▶ AVAILABLE DATA:
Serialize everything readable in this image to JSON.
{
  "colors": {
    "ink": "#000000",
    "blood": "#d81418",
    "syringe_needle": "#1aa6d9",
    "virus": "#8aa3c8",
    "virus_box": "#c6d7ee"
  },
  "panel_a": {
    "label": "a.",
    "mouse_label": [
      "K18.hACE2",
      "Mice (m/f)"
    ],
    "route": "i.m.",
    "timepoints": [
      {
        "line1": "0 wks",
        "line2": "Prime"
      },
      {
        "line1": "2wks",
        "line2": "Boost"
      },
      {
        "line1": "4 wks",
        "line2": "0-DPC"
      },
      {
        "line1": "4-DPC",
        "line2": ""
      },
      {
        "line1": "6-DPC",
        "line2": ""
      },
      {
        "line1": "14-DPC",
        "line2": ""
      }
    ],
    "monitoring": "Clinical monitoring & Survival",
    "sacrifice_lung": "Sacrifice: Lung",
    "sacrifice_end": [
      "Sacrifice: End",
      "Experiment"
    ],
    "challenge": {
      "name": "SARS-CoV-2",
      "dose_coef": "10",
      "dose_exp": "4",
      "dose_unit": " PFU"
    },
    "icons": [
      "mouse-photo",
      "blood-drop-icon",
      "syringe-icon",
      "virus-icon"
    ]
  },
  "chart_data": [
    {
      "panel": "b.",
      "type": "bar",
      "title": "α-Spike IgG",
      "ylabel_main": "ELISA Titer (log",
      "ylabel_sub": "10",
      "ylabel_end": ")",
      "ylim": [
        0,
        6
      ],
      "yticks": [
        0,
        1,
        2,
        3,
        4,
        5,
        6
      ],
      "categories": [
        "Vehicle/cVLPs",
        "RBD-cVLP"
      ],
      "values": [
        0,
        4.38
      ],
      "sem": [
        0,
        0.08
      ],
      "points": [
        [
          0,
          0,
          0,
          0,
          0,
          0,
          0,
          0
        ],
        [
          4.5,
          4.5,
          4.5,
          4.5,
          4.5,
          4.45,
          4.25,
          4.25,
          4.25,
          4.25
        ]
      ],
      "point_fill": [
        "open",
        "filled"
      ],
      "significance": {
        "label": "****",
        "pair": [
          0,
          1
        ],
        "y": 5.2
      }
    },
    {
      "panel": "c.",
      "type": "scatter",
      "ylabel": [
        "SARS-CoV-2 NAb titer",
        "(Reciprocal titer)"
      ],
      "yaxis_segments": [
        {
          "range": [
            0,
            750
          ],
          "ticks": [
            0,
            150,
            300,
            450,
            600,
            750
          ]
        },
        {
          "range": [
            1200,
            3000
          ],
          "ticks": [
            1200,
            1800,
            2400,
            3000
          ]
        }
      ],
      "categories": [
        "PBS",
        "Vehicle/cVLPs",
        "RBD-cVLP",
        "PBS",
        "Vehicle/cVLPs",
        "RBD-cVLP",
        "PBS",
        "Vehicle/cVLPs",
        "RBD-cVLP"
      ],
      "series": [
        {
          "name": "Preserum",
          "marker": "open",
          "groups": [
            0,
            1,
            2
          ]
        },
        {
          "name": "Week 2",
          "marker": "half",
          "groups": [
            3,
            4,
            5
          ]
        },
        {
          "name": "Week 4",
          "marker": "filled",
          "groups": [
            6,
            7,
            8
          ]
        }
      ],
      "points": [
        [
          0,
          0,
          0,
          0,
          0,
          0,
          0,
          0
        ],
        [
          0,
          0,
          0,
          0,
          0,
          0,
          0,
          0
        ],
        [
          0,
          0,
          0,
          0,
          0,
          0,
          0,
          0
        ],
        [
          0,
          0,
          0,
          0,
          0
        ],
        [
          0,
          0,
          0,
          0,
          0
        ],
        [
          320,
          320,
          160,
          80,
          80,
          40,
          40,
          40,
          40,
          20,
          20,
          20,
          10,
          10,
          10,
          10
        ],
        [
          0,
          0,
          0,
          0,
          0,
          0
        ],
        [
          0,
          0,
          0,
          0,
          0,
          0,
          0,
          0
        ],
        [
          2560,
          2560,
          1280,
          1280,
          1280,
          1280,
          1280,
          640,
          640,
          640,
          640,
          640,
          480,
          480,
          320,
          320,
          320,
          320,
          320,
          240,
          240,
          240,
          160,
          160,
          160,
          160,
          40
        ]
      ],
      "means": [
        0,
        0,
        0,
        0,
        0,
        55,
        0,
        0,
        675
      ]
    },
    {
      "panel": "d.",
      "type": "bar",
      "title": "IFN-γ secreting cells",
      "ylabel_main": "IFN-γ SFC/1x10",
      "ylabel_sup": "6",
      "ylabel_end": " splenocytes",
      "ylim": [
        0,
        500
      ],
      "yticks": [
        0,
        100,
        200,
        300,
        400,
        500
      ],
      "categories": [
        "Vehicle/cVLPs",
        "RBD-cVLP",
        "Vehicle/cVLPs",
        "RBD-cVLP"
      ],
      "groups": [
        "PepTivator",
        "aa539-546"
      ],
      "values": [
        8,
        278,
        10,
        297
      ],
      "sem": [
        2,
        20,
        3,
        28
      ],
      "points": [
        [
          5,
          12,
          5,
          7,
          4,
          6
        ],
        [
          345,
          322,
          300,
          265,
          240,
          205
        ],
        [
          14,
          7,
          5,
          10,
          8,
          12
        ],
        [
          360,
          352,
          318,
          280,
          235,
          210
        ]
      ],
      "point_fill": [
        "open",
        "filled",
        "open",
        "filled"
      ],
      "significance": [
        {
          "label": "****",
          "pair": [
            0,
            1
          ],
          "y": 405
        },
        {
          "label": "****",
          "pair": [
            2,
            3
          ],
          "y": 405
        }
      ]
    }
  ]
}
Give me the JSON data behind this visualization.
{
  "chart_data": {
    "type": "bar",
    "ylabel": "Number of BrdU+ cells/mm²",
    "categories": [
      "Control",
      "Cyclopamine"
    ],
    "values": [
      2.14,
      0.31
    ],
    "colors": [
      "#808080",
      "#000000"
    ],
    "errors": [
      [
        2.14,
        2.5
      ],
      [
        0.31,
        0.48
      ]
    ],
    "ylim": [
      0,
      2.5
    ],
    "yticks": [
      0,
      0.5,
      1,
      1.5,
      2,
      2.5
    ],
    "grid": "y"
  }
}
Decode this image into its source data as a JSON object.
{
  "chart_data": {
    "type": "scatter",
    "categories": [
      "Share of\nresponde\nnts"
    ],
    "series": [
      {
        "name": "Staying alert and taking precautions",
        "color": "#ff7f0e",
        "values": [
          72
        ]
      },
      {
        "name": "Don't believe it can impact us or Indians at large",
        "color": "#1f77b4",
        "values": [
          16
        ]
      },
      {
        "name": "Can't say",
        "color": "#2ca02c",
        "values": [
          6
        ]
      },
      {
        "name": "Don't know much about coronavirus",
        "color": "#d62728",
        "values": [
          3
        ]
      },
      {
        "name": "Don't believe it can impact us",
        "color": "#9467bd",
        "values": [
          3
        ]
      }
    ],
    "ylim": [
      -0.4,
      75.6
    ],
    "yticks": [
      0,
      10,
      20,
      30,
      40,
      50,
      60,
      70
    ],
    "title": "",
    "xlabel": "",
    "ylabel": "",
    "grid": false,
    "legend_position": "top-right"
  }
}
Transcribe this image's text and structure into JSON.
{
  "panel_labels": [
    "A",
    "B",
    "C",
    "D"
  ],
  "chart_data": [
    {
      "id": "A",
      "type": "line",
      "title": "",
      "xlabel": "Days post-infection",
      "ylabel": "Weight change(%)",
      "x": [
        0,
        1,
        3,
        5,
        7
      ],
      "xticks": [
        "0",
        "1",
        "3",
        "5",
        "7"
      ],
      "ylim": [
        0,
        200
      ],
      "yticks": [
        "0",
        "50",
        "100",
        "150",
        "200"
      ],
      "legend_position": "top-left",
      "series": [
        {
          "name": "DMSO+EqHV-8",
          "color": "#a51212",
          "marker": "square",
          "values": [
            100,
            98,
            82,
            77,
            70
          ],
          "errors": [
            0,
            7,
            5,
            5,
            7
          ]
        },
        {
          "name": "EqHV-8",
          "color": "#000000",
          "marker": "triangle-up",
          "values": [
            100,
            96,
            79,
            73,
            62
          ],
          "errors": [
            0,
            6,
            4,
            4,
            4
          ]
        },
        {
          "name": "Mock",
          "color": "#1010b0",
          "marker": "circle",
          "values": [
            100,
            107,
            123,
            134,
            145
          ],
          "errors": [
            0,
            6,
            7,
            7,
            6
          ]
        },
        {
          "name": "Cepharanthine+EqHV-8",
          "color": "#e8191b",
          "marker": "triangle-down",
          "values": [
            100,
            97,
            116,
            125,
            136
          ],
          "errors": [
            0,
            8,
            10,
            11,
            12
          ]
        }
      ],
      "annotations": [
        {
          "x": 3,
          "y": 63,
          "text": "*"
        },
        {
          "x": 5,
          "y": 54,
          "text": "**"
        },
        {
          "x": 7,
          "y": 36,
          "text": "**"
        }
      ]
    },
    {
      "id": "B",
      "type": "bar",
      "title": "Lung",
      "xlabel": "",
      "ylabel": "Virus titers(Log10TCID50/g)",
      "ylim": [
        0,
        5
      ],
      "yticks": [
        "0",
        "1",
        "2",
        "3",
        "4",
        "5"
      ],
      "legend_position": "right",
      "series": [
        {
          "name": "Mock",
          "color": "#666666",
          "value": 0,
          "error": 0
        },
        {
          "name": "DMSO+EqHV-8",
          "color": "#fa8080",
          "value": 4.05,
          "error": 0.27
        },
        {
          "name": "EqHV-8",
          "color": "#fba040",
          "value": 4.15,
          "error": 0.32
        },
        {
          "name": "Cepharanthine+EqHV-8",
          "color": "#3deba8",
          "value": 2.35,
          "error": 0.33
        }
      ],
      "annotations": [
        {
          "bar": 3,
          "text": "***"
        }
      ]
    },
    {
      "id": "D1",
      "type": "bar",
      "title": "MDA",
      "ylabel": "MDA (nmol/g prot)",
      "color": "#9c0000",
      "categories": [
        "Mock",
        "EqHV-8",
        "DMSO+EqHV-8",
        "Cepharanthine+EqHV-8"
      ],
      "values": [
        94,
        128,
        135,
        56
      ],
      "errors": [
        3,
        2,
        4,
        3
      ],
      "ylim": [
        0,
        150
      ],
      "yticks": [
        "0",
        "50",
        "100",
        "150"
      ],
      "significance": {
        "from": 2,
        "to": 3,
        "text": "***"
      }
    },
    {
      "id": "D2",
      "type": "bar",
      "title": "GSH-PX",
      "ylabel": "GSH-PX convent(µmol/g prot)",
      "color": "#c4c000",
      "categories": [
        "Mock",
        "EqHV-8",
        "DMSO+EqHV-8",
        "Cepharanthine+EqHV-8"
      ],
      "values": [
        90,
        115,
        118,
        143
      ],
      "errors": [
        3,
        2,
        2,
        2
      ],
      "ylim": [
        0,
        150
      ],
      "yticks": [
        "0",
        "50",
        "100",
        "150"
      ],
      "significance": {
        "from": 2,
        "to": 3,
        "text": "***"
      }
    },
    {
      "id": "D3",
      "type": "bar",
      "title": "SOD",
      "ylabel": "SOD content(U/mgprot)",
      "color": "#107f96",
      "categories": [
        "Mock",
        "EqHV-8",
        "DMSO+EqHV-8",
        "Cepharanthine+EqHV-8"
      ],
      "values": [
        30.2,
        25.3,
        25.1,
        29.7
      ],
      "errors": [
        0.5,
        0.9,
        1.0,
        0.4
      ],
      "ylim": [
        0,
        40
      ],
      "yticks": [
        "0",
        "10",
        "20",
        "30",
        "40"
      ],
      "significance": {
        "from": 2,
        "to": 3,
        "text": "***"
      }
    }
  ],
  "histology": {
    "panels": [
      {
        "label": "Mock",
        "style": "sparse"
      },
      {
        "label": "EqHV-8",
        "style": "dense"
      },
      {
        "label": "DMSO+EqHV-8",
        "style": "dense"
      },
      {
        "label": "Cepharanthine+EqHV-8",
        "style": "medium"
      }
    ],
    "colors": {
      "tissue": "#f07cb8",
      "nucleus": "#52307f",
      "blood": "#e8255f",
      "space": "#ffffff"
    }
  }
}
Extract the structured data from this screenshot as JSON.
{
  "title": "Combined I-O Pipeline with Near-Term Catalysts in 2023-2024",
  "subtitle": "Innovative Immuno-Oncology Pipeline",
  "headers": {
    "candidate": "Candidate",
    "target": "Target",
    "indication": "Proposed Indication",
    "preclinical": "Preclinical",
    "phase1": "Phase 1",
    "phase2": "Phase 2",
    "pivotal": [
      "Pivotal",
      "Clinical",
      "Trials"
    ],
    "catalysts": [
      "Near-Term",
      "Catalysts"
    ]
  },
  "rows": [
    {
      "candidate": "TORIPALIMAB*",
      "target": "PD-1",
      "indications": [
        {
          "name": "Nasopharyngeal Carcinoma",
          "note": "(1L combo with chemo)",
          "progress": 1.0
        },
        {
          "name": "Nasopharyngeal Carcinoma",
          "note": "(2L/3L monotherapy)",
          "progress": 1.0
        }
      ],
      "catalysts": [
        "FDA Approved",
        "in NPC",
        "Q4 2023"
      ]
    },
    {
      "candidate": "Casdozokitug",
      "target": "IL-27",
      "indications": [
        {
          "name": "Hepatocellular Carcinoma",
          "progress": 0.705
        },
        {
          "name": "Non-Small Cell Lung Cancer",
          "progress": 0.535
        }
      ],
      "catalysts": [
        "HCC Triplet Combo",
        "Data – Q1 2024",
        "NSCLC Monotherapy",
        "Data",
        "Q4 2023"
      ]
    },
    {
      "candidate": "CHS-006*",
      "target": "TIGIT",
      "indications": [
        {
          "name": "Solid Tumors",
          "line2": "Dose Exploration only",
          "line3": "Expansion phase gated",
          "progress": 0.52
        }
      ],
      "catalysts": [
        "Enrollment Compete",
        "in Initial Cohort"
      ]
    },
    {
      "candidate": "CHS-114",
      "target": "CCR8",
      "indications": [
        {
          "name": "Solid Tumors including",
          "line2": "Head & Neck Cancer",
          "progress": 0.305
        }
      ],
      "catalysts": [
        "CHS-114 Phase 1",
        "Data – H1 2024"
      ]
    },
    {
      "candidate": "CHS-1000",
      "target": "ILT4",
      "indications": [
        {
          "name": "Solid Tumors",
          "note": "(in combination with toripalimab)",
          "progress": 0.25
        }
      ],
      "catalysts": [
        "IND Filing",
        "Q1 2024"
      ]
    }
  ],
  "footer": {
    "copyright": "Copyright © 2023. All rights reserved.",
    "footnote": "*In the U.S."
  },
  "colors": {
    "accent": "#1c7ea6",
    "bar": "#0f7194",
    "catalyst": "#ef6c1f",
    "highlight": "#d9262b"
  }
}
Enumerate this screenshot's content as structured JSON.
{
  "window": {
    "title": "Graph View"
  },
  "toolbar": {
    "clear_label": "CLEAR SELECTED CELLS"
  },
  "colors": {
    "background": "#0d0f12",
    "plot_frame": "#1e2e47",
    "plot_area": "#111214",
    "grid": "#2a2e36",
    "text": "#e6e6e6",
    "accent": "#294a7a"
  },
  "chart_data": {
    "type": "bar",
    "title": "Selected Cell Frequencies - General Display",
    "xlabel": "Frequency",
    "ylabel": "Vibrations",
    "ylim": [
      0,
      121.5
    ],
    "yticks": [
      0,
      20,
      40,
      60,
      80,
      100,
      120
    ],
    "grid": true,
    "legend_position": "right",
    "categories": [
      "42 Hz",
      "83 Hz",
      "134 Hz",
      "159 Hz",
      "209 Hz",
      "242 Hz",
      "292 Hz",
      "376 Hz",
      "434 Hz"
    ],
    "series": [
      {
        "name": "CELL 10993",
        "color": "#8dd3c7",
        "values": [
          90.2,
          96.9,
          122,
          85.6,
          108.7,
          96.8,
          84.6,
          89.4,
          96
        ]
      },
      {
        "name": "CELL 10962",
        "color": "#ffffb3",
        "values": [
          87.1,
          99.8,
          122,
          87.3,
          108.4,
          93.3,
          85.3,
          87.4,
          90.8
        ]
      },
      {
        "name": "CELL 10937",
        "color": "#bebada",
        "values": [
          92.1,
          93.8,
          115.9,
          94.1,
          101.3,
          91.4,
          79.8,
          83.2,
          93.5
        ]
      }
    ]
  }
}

▶ EXERCISE DIRECTIONS: Output only the lines from the one that contains "Enumerate this screenshot's" through the last line of the data above, each restated exactly.

▶ SOLUTION TO THIS PROBLEM:
Enumerate this screenshot's content as structured JSON.
{
  "window": {
    "title": "Graph View"
  },
  "toolbar": {
    "clear_label": "CLEAR SELECTED CELLS"
  },
  "colors": {
    "background": "#0d0f12",
    "plot_frame": "#1e2e47",
    "plot_area": "#111214",
    "grid": "#2a2e36",
    "text": "#e6e6e6",
    "accent": "#294a7a"
  },
  "chart_data": {
    "type": "bar",
    "title": "Selected Cell Frequencies - General Display",
    "xlabel": "Frequency",
    "ylabel": "Vibrations",
    "ylim": [
      0,
      121.5
    ],
    "yticks": [
      0,
      20,
      40,
      60,
      80,
      100,
      120
    ],
    "grid": true,
    "legend_position": "right",
    "categories": [
      "42 Hz",
      "83 Hz",
      "134 Hz",
      "159 Hz",
      "209 Hz",
      "242 Hz",
      "292 Hz",
      "376 Hz",
      "434 Hz"
    ],
    "series": [
      {
        "name": "CELL 10993",
        "color": "#8dd3c7",
        "values": [
          90.2,
          96.9,
          122,
          85.6,
          108.7,
          96.8,
          84.6,
          89.4,
          96
        ]
      },
      {
        "name": "CELL 10962",
        "color": "#ffffb3",
        "values": [
          87.1,
          99.8,
          122,
          87.3,
          108.4,
          93.3,
          85.3,
          87.4,
          90.8
        ]
      },
      {
        "name": "CELL 10937",
        "color": "#bebada",
        "values": [
          92.1,
          93.8,
          115.9,
          94.1,
          101.3,
          91.4,
          79.8,
          83.2,
          93.5
        ]
      }
    ]
  }
}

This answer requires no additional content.